Lift out all lines below that contain "פעולות".

Collected data
***
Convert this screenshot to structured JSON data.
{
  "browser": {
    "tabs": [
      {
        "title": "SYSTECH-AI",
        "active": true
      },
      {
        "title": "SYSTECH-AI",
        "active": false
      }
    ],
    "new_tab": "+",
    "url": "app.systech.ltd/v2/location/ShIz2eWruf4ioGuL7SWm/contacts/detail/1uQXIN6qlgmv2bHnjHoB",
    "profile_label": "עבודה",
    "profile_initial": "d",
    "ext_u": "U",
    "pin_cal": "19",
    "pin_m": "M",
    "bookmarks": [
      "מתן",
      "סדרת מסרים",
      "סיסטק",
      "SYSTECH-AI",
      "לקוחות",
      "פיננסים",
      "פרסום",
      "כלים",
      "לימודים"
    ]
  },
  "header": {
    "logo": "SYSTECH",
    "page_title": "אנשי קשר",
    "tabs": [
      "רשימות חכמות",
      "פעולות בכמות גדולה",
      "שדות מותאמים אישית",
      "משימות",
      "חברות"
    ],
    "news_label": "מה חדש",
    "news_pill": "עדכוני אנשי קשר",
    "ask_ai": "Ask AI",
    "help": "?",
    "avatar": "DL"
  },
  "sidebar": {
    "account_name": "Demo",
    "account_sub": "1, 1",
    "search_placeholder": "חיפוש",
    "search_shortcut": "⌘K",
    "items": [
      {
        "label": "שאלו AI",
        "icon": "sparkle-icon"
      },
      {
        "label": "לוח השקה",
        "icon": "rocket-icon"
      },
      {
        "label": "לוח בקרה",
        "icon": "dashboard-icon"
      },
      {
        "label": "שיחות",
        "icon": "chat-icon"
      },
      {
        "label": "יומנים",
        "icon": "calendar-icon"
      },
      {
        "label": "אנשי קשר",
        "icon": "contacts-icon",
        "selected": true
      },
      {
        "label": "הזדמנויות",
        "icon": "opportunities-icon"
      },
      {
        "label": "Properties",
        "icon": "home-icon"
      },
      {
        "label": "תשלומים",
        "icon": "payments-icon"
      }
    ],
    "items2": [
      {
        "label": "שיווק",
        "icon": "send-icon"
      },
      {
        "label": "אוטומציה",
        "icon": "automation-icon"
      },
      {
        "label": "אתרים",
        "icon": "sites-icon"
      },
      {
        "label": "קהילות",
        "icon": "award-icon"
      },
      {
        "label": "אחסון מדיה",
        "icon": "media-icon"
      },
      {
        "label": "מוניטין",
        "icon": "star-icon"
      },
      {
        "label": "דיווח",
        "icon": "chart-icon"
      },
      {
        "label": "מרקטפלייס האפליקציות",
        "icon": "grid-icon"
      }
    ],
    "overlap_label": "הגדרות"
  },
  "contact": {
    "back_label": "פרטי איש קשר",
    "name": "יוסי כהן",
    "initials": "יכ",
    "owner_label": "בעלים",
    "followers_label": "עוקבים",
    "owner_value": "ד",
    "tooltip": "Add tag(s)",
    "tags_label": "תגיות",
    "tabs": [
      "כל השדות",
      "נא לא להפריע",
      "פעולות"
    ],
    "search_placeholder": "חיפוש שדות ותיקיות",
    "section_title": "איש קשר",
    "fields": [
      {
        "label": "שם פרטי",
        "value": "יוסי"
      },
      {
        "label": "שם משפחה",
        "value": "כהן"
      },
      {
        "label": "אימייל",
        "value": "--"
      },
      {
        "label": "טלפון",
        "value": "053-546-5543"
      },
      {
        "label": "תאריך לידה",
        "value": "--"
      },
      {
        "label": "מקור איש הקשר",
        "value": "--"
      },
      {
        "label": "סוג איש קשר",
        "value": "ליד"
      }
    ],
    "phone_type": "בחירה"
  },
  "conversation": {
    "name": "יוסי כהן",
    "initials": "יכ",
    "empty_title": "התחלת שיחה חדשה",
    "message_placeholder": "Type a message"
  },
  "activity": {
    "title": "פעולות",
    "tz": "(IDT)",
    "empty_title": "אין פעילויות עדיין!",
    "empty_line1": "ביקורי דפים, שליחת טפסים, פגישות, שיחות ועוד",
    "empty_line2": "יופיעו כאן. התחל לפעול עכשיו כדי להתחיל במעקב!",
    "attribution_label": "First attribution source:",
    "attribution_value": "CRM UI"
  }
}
***
→ **Problem solution**:
      "פעולות בכמות גדולה",
      "פעולות"
    "title": "פעולות",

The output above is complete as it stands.